> **Task data**:
____

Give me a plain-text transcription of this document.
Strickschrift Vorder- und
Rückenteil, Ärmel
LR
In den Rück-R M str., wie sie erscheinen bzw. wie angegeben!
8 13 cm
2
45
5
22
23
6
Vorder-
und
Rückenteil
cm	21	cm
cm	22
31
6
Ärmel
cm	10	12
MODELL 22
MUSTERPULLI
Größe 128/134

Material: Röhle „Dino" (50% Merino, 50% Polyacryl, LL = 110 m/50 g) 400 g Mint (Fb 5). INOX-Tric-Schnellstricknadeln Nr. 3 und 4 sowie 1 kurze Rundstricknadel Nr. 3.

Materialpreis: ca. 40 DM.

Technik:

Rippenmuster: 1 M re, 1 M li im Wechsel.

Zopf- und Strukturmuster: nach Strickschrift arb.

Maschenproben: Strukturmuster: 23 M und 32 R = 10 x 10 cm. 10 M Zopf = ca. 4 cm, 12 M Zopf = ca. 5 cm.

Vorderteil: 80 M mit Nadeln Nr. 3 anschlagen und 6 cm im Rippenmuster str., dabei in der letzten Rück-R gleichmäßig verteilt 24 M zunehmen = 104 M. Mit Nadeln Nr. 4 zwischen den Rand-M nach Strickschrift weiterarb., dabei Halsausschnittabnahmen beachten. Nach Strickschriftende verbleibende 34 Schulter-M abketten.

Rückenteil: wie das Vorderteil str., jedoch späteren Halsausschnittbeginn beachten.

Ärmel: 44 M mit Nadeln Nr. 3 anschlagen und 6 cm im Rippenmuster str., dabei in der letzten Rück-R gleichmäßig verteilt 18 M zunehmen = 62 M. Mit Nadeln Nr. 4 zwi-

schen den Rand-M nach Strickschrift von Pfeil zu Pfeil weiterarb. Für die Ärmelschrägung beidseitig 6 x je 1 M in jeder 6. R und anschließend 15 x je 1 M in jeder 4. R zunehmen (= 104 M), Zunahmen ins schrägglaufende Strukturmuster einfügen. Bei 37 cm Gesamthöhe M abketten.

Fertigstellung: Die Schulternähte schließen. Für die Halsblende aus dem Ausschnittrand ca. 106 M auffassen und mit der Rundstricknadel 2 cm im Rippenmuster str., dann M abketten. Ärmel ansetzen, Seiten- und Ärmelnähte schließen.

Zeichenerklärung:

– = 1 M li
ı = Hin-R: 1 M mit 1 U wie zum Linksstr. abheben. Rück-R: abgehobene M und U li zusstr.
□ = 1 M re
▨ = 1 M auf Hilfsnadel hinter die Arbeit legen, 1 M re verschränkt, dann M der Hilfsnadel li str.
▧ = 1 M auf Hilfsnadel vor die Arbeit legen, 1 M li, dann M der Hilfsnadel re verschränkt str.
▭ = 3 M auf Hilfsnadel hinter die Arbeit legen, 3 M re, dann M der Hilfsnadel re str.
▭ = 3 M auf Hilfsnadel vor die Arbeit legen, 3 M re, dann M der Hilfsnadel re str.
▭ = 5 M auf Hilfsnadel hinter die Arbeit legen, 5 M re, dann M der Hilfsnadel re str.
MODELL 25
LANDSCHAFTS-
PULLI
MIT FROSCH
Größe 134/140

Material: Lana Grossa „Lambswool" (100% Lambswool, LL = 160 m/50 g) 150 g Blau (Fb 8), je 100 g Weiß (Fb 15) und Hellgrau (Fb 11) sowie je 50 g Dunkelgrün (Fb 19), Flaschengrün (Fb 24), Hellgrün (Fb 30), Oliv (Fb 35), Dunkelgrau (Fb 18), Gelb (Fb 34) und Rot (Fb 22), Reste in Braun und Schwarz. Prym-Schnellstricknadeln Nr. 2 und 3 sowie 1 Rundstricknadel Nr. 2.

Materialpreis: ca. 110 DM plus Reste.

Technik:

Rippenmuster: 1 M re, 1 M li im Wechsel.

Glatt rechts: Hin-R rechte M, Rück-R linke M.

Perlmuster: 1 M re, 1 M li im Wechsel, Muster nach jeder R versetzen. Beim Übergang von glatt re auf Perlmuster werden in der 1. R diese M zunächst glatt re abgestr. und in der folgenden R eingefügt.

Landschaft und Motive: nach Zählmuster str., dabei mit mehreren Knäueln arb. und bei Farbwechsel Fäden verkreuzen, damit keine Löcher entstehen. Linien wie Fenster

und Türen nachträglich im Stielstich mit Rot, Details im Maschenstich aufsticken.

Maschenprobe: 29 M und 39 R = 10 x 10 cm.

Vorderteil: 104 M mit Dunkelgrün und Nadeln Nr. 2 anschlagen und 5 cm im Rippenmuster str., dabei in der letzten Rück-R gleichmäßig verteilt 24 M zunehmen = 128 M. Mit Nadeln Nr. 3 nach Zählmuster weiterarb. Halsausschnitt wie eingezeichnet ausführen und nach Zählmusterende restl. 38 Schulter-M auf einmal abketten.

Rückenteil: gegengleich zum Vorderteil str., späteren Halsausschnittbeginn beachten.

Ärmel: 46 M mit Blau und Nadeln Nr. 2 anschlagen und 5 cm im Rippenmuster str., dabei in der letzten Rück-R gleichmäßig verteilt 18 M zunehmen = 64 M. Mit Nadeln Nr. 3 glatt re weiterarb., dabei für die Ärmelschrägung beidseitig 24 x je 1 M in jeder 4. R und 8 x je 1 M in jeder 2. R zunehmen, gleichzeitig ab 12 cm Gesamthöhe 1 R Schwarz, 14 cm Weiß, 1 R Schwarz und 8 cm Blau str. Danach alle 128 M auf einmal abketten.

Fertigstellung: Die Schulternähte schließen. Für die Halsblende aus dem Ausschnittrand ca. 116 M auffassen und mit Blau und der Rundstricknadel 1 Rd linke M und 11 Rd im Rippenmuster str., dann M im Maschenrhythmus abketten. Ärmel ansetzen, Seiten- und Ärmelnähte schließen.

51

____

Go through the lines above. Select every one that has the string "Schwarz".

> **Response to the exercise**:
Material: Lana Grossa „Lambswool" (100% Lambswool, LL = 160 m/50 g) 150 g Blau (Fb 8), je 100 g Weiß (Fb 15) und Hellgrau (Fb 11) sowie je 50 g Dunkelgrün (Fb 19), Flaschengrün (Fb 24), Hellgrün (Fb 30), Oliv (Fb 35), Dunkelgrau (Fb 18), Gelb (Fb 34) und Rot (Fb 22), Reste in Braun und Schwarz. Prym-Schnellstricknadeln Nr. 2 und 3 sowie 1 Rundstricknadel Nr. 2.
Ärmel: 46 M mit Blau und Nadeln Nr. 2 anschlagen und 5 cm im Rippenmuster str., dabei in der letzten Rück-R gleichmäßig verteilt 18 M zunehmen = 64 M. Mit Nadeln Nr. 3 glatt re weiterarb., dabei für die Ärmelschrägung beidseitig 24 x je 1 M in jeder 4. R und 8 x je 1 M in jeder 2. R zunehmen, gleichzeitig ab 12 cm Gesamthöhe 1 R Schwarz, 14 cm Weiß, 1 R Schwarz und 8 cm Blau str. Danach alle 128 M auf einmal abketten.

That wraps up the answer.